» GIVEN PROBLEM A
In the forum thread about vacation lenses, which two lenses does the first poster currently own?
» GIVEN PROBLEM B
Reproduce, without any change, the lines of the records running from the line containing "airline-name: 제주항공 bbox=[82, 421, 153, 443]" through the line containing "chevron-right-icon[interactable]: › bbox=[896, 142, 920, 172]", with both of those lines included.

» PAGE EXCERPT
________

# What lenses should I bring on vacation?



## t_hayat (Jul 20, 2011)

I'm heading to Disney World in a few weeks with the family , and I'm obviously going to be taking a whole lot of pictures on my Nikon D3100. The only lenses I currently own are the kit 18-55mm, and a 10.5mm Fisheye. I don't know if I should even bother bringing the fisheye, there's probably not going to be a lot of use for it (though I was thinking it could make for some cool shots during the plane ride there).

Anyway, I was thinking or renting a lens to complement the 18-55, maybe a telephoto to get some nice pictures of people on rides, or an ultra wide to get those epic photos of the entrances and the castles. Also, do you guys think the 18-55 will be a good enough walkaround for those days when I don't want to be lugging around an extra lens? Any and all suggestions are welcome, and thanks in advance!


----------



## johnh2005 (Jul 20, 2011)

________

» PROVIDED INFORMATION

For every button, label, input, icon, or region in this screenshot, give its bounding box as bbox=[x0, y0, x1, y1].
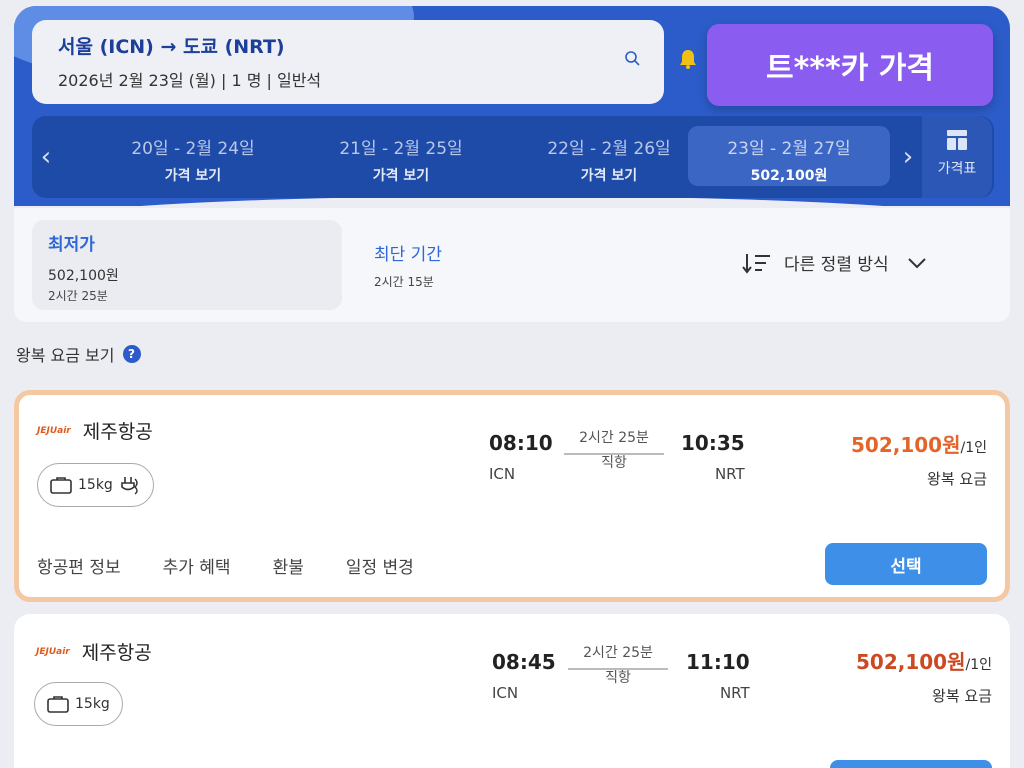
airline-name: 제주항공 bbox=[82, 421, 153, 443]
suitcase-icon bbox=[50, 477, 72, 494]
baggage-weight: 15kg bbox=[78, 477, 113, 493]
sort-cheapest-title: 최저가 bbox=[48, 235, 95, 255]
departure-airport: ICN bbox=[492, 684, 519, 702]
date-tab-price: 가격 보기 bbox=[372, 168, 430, 184]
departure: 08:10 ICN bbox=[489, 431, 553, 483]
airline-name: 제주항공 bbox=[81, 642, 152, 664]
chevron-down-icon bbox=[907, 257, 926, 268]
arrival-time: 10:35 bbox=[681, 431, 745, 455]
flight-links: 항공편 정보 추가 혜택 환불 일정 변경 bbox=[37, 553, 414, 578]
date-tab-dates: 20일 - 2월 24일 bbox=[131, 139, 255, 159]
price-table-label: 가격표 bbox=[937, 161, 977, 177]
sort-cheapest[interactable]: 최저가 502,100원 2시간 25분 bbox=[32, 220, 342, 310]
search-summary[interactable]: 서울 (ICN) → 도쿄 (NRT) 2026년 2월 23일 (월) | 1… bbox=[32, 20, 664, 104]
flight-duration: 2시간 25분 직항 bbox=[564, 427, 664, 472]
fare: 502,100원/1인 왕복 요금 bbox=[856, 646, 992, 706]
fare-type: 왕복 요금 bbox=[927, 470, 987, 488]
search-icon[interactable] bbox=[624, 50, 640, 66]
flight-card[interactable]: JEJUair 제주항공 15kg 08:45 ICN 2시간 25분 직항 1… bbox=[14, 614, 1010, 768]
date-tab[interactable]: 20일 - 2월 24일 가격 보기 bbox=[92, 126, 294, 186]
baggage-weight: 15kg bbox=[75, 696, 110, 712]
date-tab[interactable]: 21일 - 2월 25일 가격 보기 bbox=[300, 126, 502, 186]
chevron-right-icon[interactable]: › bbox=[896, 142, 920, 172]
select-button[interactable]: 선택 bbox=[825, 543, 987, 585]
sort-cheapest-price: 502,100원 bbox=[48, 268, 119, 284]
grid-icon bbox=[947, 130, 967, 150]
bell-icon[interactable] bbox=[677, 48, 699, 70]
departure-airport: ICN bbox=[489, 465, 516, 483]
arrival-airport: NRT bbox=[719, 684, 750, 702]
fare-amount: 502,100원 bbox=[850, 433, 961, 457]
route-line bbox=[568, 668, 668, 670]
sort-shortest-title: 최단 기간 bbox=[374, 245, 442, 265]
date-tab-price: 502,100원 bbox=[750, 168, 828, 184]
arrival-airport: NRT bbox=[714, 465, 745, 483]
fare-unit: /1인 bbox=[960, 440, 987, 456]
sort-shortest[interactable]: 최단 기간 2시간 15분 bbox=[374, 240, 442, 290]
price-table-button[interactable]: 가격표 bbox=[922, 116, 992, 198]
roundtrip-fare-text: 왕복 요금 보기 bbox=[16, 346, 115, 365]
price-banner: 트***카 가격 bbox=[707, 24, 993, 106]
power-outlet-icon bbox=[121, 477, 138, 495]
route-line bbox=[564, 453, 664, 455]
sort-icon bbox=[742, 253, 770, 274]
date-tab-price: 가격 보기 bbox=[164, 168, 222, 184]
fare-unit: /1인 bbox=[965, 657, 992, 673]
sort-other-label: 다른 정렬 방식 bbox=[784, 255, 889, 275]
airline-info: JEJUair 제주항공 bbox=[37, 417, 153, 444]
arrival-time: 11:10 bbox=[686, 650, 750, 674]
date-selector: ‹ 20일 - 2월 24일 가격 보기 21일 - 2월 25일 가격 보기 … bbox=[32, 116, 994, 198]
refund-link[interactable]: 환불 bbox=[273, 553, 304, 578]
date-tab-price: 가격 보기 bbox=[580, 168, 638, 184]
arrival: 10:35 NRT bbox=[681, 431, 745, 483]
flight-duration: 2시간 25분 직항 bbox=[568, 642, 668, 687]
fare-type: 왕복 요금 bbox=[932, 687, 992, 705]
stops-text: 직항 bbox=[597, 452, 631, 472]
date-tab-selected[interactable]: 23일 - 2월 27일 502,100원 bbox=[688, 126, 890, 186]
extra-benefits-link[interactable]: 추가 혜택 bbox=[163, 553, 231, 578]
stops-text: 직항 bbox=[601, 667, 635, 687]
help-icon[interactable]: ? bbox=[122, 345, 141, 363]
departure-time: 08:45 bbox=[492, 650, 556, 674]
airline-logo: JEJUair bbox=[37, 425, 71, 436]
fare-amount: 502,100원 bbox=[855, 650, 966, 674]
sort-panel: 최저가 502,100원 2시간 25분 최단 기간 2시간 15분 다른 정렬… bbox=[14, 208, 1010, 322]
chevron-left-icon[interactable]: ‹ bbox=[34, 142, 58, 172]
airline-logo: JEJUair bbox=[36, 646, 70, 657]
baggage-badge: 15kg bbox=[37, 463, 154, 507]
baggage-badge: 15kg bbox=[34, 682, 123, 726]
duration-text: 2시간 25분 bbox=[583, 645, 653, 661]
select-button[interactable] bbox=[830, 760, 992, 768]
fare-price: 502,100원/1인 bbox=[851, 429, 987, 458]
sort-shortest-duration: 2시간 15분 bbox=[374, 275, 434, 289]
departure-time: 08:10 bbox=[489, 431, 553, 455]
route-title: 서울 (ICN) → 도쿄 (NRT) bbox=[58, 36, 285, 58]
date-tab-dates: 23일 - 2월 27일 bbox=[727, 139, 851, 159]
date-tab-dates: 22일 - 2월 26일 bbox=[547, 139, 671, 159]
arrival: 11:10 NRT bbox=[686, 650, 750, 702]
fare-price: 502,100원/1인 bbox=[856, 646, 992, 675]
trip-details: 2026년 2월 23일 (월) | 1 명 | 일반석 bbox=[58, 71, 322, 90]
date-tab[interactable]: 22일 - 2월 26일 가격 보기 bbox=[508, 126, 710, 186]
flight-card[interactable]: JEJUair 제주항공 15kg 08:10 ICN 2시간 25분 직항 1… bbox=[14, 390, 1010, 602]
flight-info-link[interactable]: 항공편 정보 bbox=[37, 553, 121, 578]
airline-info: JEJUair 제주항공 bbox=[36, 638, 152, 665]
duration-text: 2시간 25분 bbox=[579, 430, 649, 446]
suitcase-icon bbox=[47, 696, 69, 713]
date-tab-dates: 21일 - 2월 25일 bbox=[339, 139, 463, 159]
departure: 08:45 ICN bbox=[492, 650, 556, 702]
change-schedule-link[interactable]: 일정 변경 bbox=[346, 553, 414, 578]
sort-cheapest-duration: 2시간 25분 bbox=[48, 289, 108, 303]
sort-other-dropdown[interactable]: 다른 정렬 방식 bbox=[742, 250, 927, 275]
fare: 502,100원/1인 왕복 요금 bbox=[851, 429, 987, 489]
roundtrip-fare-label: 왕복 요금 보기 ? bbox=[16, 342, 141, 366]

________

» EXERCISE ANSWER A
The kit 18-55mm and a 10.5mm Fisheye.

» EXERCISE ANSWER B
airline-name: 제주항공 bbox=[82, 421, 153, 443]
suitcase-icon bbox=[50, 477, 72, 494]
baggage-weight: 15kg bbox=[78, 477, 113, 493]
sort-cheapest-title: 최저가 bbox=[48, 235, 95, 255]
departure-airport: ICN bbox=[492, 684, 519, 702]
date-tab-price: 가격 보기 bbox=[372, 168, 430, 184]
departure: 08:10 ICN bbox=[489, 431, 553, 483]
airline-name: 제주항공 bbox=[81, 642, 152, 664]
chevron-down-icon bbox=[907, 257, 926, 268]
arrival-time: 10:35 bbox=[681, 431, 745, 455]
flight-links: 항공편 정보 추가 혜택 환불 일정 변경 bbox=[37, 553, 414, 578]
date-tab-dates: 20일 - 2월 24일 bbox=[131, 139, 255, 159]
price-table-label: 가격표 bbox=[937, 161, 977, 177]
sort-cheapest[interactable]: 최저가 502,100원 2시간 25분 bbox=[32, 220, 342, 310]
search-summary[interactable]: 서울 (ICN) → 도쿄 (NRT) 2026년 2월 23일 (월) | 1… bbox=[32, 20, 664, 104]
flight-duration: 2시간 25분 직항 bbox=[564, 427, 664, 472]
fare: 502,100원/1인 왕복 요금 bbox=[856, 646, 992, 706]
fare-type: 왕복 요금 bbox=[927, 470, 987, 488]
search-icon[interactable] bbox=[624, 50, 640, 66]
flight-card[interactable]: JEJUair 제주항공 15kg 08:45 ICN 2시간 25분 직항 1… bbox=[14, 614, 1010, 768]
date-tab[interactable]: 20일 - 2월 24일 가격 보기 bbox=[92, 126, 294, 186]
baggage-weight: 15kg bbox=[75, 696, 110, 712]
date-tab[interactable]: 21일 - 2월 25일 가격 보기 bbox=[300, 126, 502, 186]
chevron-right-icon[interactable]: › bbox=[896, 142, 920, 172]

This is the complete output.